Problem details: Output all the entries word for word. Omit the pictures.

Dataset excerpts:
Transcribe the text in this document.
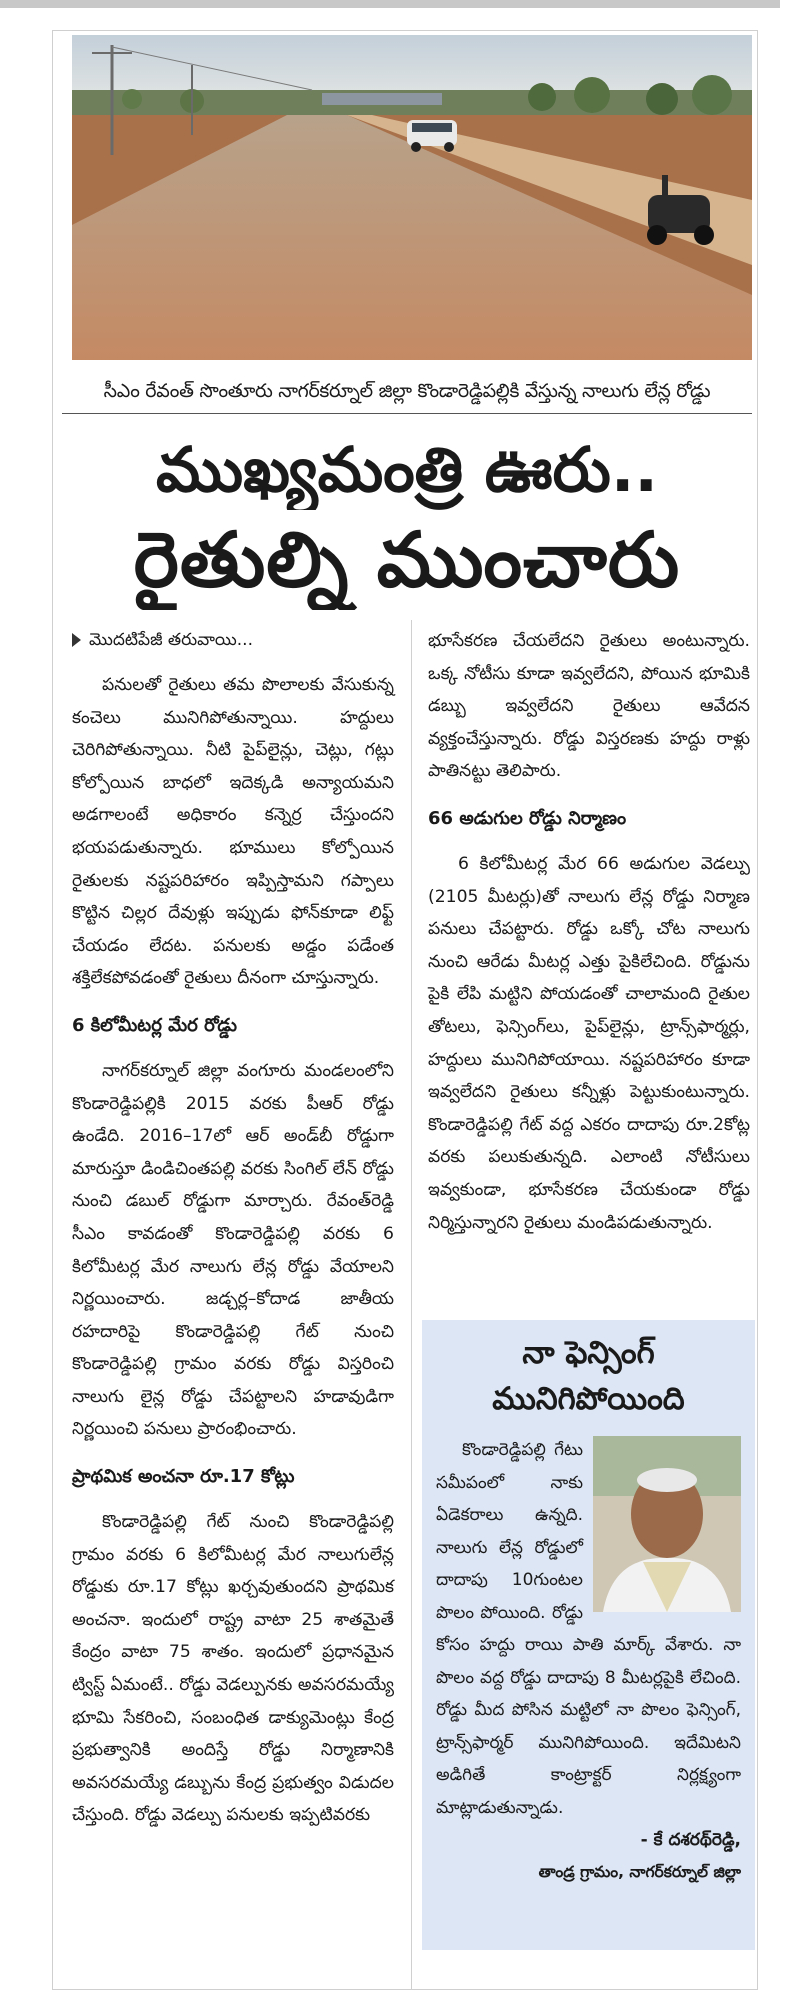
సీఎం రేవంత్ సొంతూరు నాగర్‌కర్నూల్ జిల్లా కొండారెడ్డిపల్లికి వేస్తున్న నాలుగు లేన్ల రోడ్డు
ముఖ్యమంత్రి ఊరు..
రైతుల్ని ముంచారు
మొదటిపేజీ తరువాయి...

పనులతో రైతులు తమ పొలాలకు వేసుకున్న కంచెలు మునిగిపోతున్నాయి. హద్దులు చెరిగిపోతున్నాయి. నీటి పైప్‌లైన్లు, చెట్లు, గట్లు కోల్పోయిన బాధలో ఇదెక్కడి అన్యాయమని అడగాలంటే అధికారం కన్నెర్ర చేస్తుందని భయపడుతున్నారు. భూములు కోల్పోయిన రైతులకు నష్టపరిహారం ఇప్పిస్తామని గప్పాలు కొట్టిన చిల్లర దేవుళ్లు ఇప్పుడు ఫోన్‌కూడా లిఫ్ట్ చేయడం లేదట. పనులకు అడ్డం పడేంత శక్తిలేకపోవడంతో రైతులు దీనంగా చూస్తున్నారు.

6 కిలోమీటర్ల మేర రోడ్డు

నాగర్‌కర్నూల్ జిల్లా వంగూరు మండలంలోని కొండారెడ్డిపల్లికి 2015 వరకు పీఆర్ రోడ్డు ఉండేది. 2016–17లో ఆర్ అండ్‌బీ రోడ్డుగా మారుస్తూ డిండిచింతపల్లి వరకు సింగిల్ లేన్ రోడ్డు నుంచి డబుల్ రోడ్డుగా మార్చారు. రేవంత్‌రెడ్డి సీఎం కావడంతో కొండారెడ్డిపల్లి వరకు 6 కిలోమీటర్ల మేర నాలుగు లేన్ల రోడ్డు వేయాలని నిర్ణయించారు. జడ్చర్ల–కోదాడ జాతీయ రహదారిపై కొండారెడ్డిపల్లి గేట్ నుంచి కొండారెడ్డిపల్లి గ్రామం వరకు రోడ్డు విస్తరించి నాలుగు లైన్ల రోడ్డు చేపట్టాలని హడావుడిగా నిర్ణయించి పనులు ప్రారంభించారు.

ప్రాథమిక అంచనా రూ.17 కోట్లు

కొండారెడ్డిపల్లి గేట్ నుంచి కొండారెడ్డిపల్లి గ్రామం వరకు 6 కిలోమీటర్ల మేర నాలుగులేన్ల రోడ్డుకు రూ.17 కోట్లు ఖర్చవుతుందని ప్రాథమిక అంచనా. ఇందులో రాష్ట్ర వాటా 25 శాతమైతే కేంద్రం వాటా 75 శాతం. ఇందులో ప్రధానమైన ట్విస్ట్ ఏమంటే.. రోడ్డు వెడల్పునకు అవసరమయ్యే భూమి సేకరించి, సంబంధిత డాక్యుమెంట్లు కేంద్ర ప్రభుత్వానికి అందిస్తే రోడ్డు నిర్మాణానికి అవసరమయ్యే డబ్బును కేంద్ర ప్రభుత్వం విడుదల చేస్తుంది. రోడ్డు వెడల్పు పనులకు ఇప్పటివరకు

భూసేకరణ చేయలేదని రైతులు అంటున్నారు. ఒక్క నోటీసు కూడా ఇవ్వలేదని, పోయిన భూమికి డబ్బు ఇవ్వలేదని రైతులు ఆవేదన వ్యక్తంచేస్తున్నారు. రోడ్డు విస్తరణకు హద్దు రాళ్లు పాతినట్టు తెలిపారు.

66 అడుగుల రోడ్డు నిర్మాణం

6 కిలోమీటర్ల మేర 66 అడుగుల వెడల్పు (2105 మీటర్లు)తో నాలుగు లేన్ల రోడ్డు నిర్మాణ పనులు చేపట్టారు. రోడ్డు ఒక్కో చోట నాలుగు నుంచి ఆరేడు మీటర్ల ఎత్తు పైకిలేచింది. రోడ్డును పైకి లేపి మట్టిని పోయడంతో చాలామంది రైతుల తోటలు, ఫెన్సింగ్‌లు, పైప్‌లైన్లు, ట్రాన్స్‌ఫార్మర్లు, హద్దులు మునిగిపోయాయి. నష్టపరిహారం కూడా ఇవ్వలేదని రైతులు కన్నీళ్లు పెట్టుకుంటున్నారు. కొండారెడ్డిపల్లి గేట్ వద్ద ఎకరం దాదాపు రూ.2కోట్ల వరకు పలుకుతున్నది. ఎలాంటి నోటీసులు ఇవ్వకుండా, భూసేకరణ చేయకుండా రోడ్డు నిర్మిస్తున్నారని రైతులు మండిపడుతున్నారు.

నా ఫెన్సింగ్
మునిగిపోయింది

కొండారెడ్డిపల్లి గేటు సమీపంలో నాకు ఏడెకరాలు ఉన్నది. నాలుగు లేన్ల రోడ్డులో దాదాపు 10గుంటల పొలం పోయింది. రోడ్డు కోసం హద్దు రాయి పాతి మార్క్ వేశారు. నా పొలం వద్ద రోడ్డు దాదాపు 8 మీటర్లపైకి లేచింది. రోడ్డు మీద పోసిన మట్టిలో నా పొలం ఫెన్సింగ్, ట్రాన్స్‌ఫార్మర్ మునిగిపోయింది. ఇదేమిటని అడిగితే కాంట్రాక్టర్ నిర్లక్ష్యంగా మాట్లాడుతున్నాడు.

- కే దశరథ్‌రెడ్డి,
తాండ్ర గ్రామం, నాగర్‌కర్నూల్ జిల్లా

Output of the task:
Transcribe the text in this document.
సీఎం రేవంత్ సొంతూరు నాగర్‌కర్నూల్ జిల్లా కొండారెడ్డిపల్లికి వేస్తున్న నాలుగు లేన్ల రోడ్డు
ముఖ్యమంత్రి ఊరు..
రైతుల్ని ముంచారు
మొదటిపేజీ తరువాయి...

పనులతో రైతులు తమ పొలాలకు వేసుకున్న కంచెలు మునిగిపోతున్నాయి. హద్దులు చెరిగిపోతున్నాయి. నీటి పైప్‌లైన్లు, చెట్లు, గట్లు కోల్పోయిన బాధలో ఇదెక్కడి అన్యాయమని అడగాలంటే అధికారం కన్నెర్ర చేస్తుందని భయపడుతున్నారు. భూములు కోల్పోయిన రైతులకు నష్టపరిహారం ఇప్పిస్తామని గప్పాలు కొట్టిన చిల్లర దేవుళ్లు ఇప్పుడు ఫోన్‌కూడా లిఫ్ట్ చేయడం లేదట. పనులకు అడ్డం పడేంత శక్తిలేకపోవడంతో రైతులు దీనంగా చూస్తున్నారు.

6 కిలోమీటర్ల మేర రోడ్డు

నాగర్‌కర్నూల్ జిల్లా వంగూరు మండలంలోని కొండారెడ్డిపల్లికి 2015 వరకు పీఆర్ రోడ్డు ఉండేది. 2016–17లో ఆర్ అండ్‌బీ రోడ్డుగా మారుస్తూ డిండిచింతపల్లి వరకు సింగిల్ లేన్ రోడ్డు నుంచి డబుల్ రోడ్డుగా మార్చారు. రేవంత్‌రెడ్డి సీఎం కావడంతో కొండారెడ్డిపల్లి వరకు 6 కిలోమీటర్ల మేర నాలుగు లేన్ల రోడ్డు వేయాలని నిర్ణయించారు. జడ్చర్ల–కోదాడ జాతీయ రహదారిపై కొండారెడ్డిపల్లి గేట్ నుంచి కొండారెడ్డిపల్లి గ్రామం వరకు రోడ్డు విస్తరించి నాలుగు లైన్ల రోడ్డు చేపట్టాలని హడావుడిగా నిర్ణయించి పనులు ప్రారంభించారు.

ప్రాథమిక అంచనా రూ.17 కోట్లు

కొండారెడ్డిపల్లి గేట్ నుంచి కొండారెడ్డిపల్లి గ్రామం వరకు 6 కిలోమీటర్ల మేర నాలుగులేన్ల రోడ్డుకు రూ.17 కోట్లు ఖర్చవుతుందని ప్రాథమిక అంచనా. ఇందులో రాష్ట్ర వాటా 25 శాతమైతే కేంద్రం వాటా 75 శాతం. ఇందులో ప్రధానమైన ట్విస్ట్ ఏమంటే.. రోడ్డు వెడల్పునకు అవసరమయ్యే భూమి సేకరించి, సంబంధిత డాక్యుమెంట్లు కేంద్ర ప్రభుత్వానికి అందిస్తే రోడ్డు నిర్మాణానికి అవసరమయ్యే డబ్బును కేంద్ర ప్రభుత్వం విడుదల చేస్తుంది. రోడ్డు వెడల్పు పనులకు ఇప్పటివరకు

భూసేకరణ చేయలేదని రైతులు అంటున్నారు. ఒక్క నోటీసు కూడా ఇవ్వలేదని, పోయిన భూమికి డబ్బు ఇవ్వలేదని రైతులు ఆవేదన వ్యక్తంచేస్తున్నారు. రోడ్డు విస్తరణకు హద్దు రాళ్లు పాతినట్టు తెలిపారు.

66 అడుగుల రోడ్డు నిర్మాణం

6 కిలోమీటర్ల మేర 66 అడుగుల వెడల్పు (2105 మీటర్లు)తో నాలుగు లేన్ల రోడ్డు నిర్మాణ పనులు చేపట్టారు. రోడ్డు ఒక్కో చోట నాలుగు నుంచి ఆరేడు మీటర్ల ఎత్తు పైకిలేచింది. రోడ్డును పైకి లేపి మట్టిని పోయడంతో చాలామంది రైతుల తోటలు, ఫెన్సింగ్‌లు, పైప్‌లైన్లు, ట్రాన్స్‌ఫార్మర్లు, హద్దులు మునిగిపోయాయి. నష్టపరిహారం కూడా ఇవ్వలేదని రైతులు కన్నీళ్లు పెట్టుకుంటున్నారు. కొండారెడ్డిపల్లి గేట్ వద్ద ఎకరం దాదాపు రూ.2కోట్ల వరకు పలుకుతున్నది. ఎలాంటి నోటీసులు ఇవ్వకుండా, భూసేకరణ చేయకుండా రోడ్డు నిర్మిస్తున్నారని రైతులు మండిపడుతున్నారు.

నా ఫెన్సింగ్
మునిగిపోయింది

కొండారెడ్డిపల్లి గేటు సమీపంలో నాకు ఏడెకరాలు ఉన్నది. నాలుగు లేన్ల రోడ్డులో దాదాపు 10గుంటల పొలం పోయింది. రోడ్డు కోసం హద్దు రాయి పాతి మార్క్ వేశారు. నా పొలం వద్ద రోడ్డు దాదాపు 8 మీటర్లపైకి లేచింది. రోడ్డు మీద పోసిన మట్టిలో నా పొలం ఫెన్సింగ్, ట్రాన్స్‌ఫార్మర్ మునిగిపోయింది. ఇదేమిటని అడిగితే కాంట్రాక్టర్ నిర్లక్ష్యంగా మాట్లాడుతున్నాడు.

- కే దశరథ్‌రెడ్డి,
తాండ్ర గ్రామం, నాగర్‌కర్నూల్ జిల్లా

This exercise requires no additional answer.